Description of the task:
Each entry below is to be given again word for word, with no pictures.

- - -

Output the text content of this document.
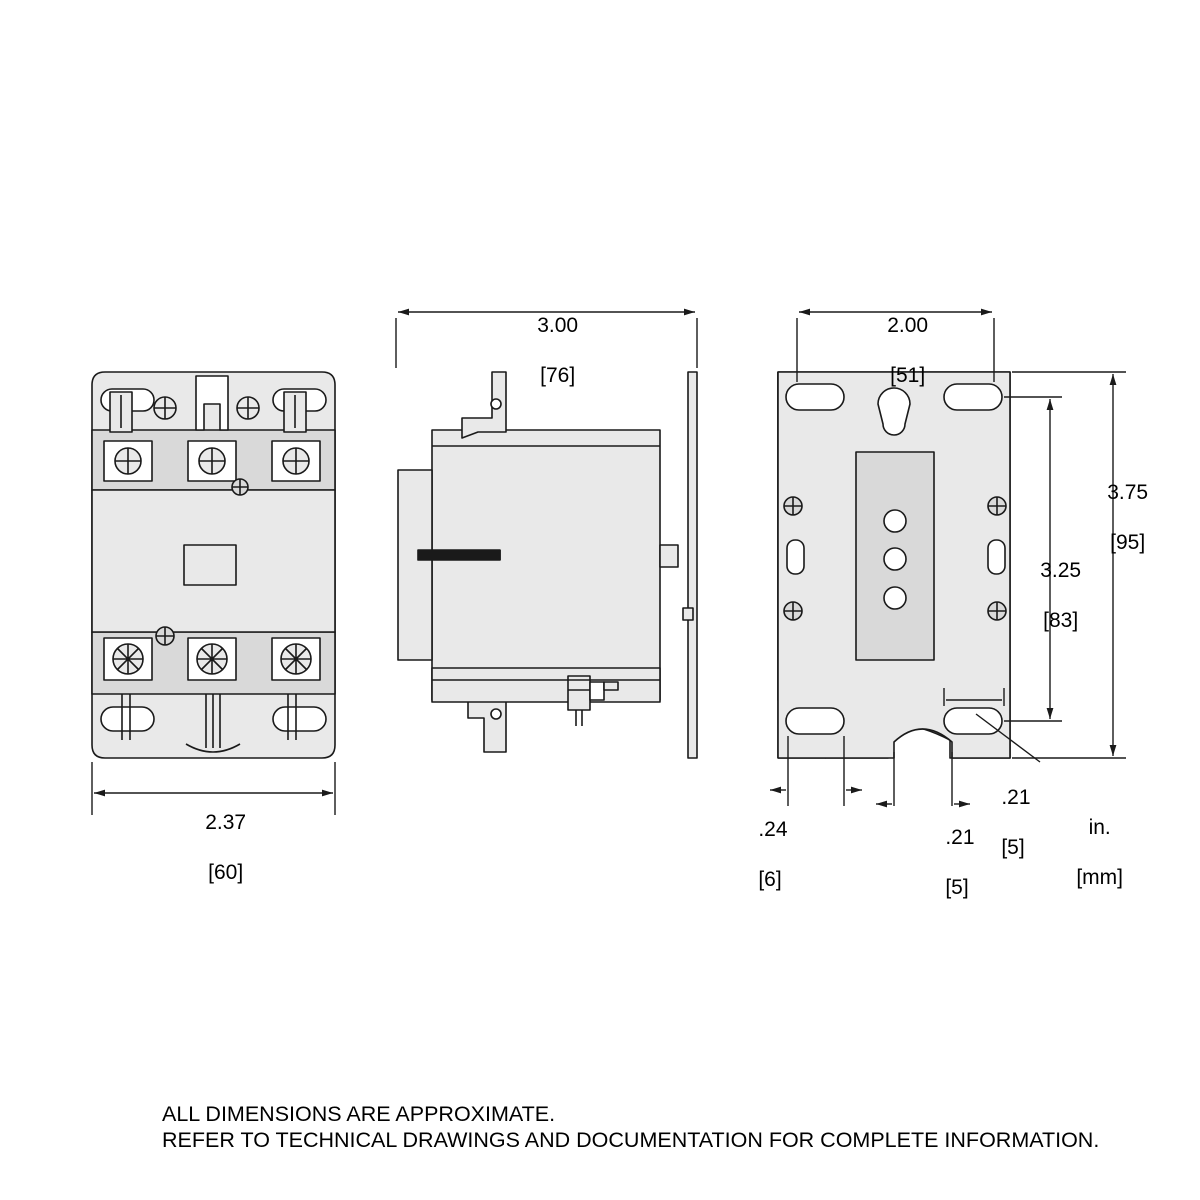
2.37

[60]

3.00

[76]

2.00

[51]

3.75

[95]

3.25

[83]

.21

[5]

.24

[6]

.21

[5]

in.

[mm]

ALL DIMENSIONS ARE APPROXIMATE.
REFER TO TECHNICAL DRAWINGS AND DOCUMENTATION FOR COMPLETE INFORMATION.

- - -

Full solution:
Output the text content of this document.
2.37

[60]

3.00

[76]

2.00

[51]

3.75

[95]

3.25

[83]

.21

[5]

.24

[6]

.21

[5]

in.

[mm]

ALL DIMENSIONS ARE APPROXIMATE.
REFER TO TECHNICAL DRAWINGS AND DOCUMENTATION FOR COMPLETE INFORMATION.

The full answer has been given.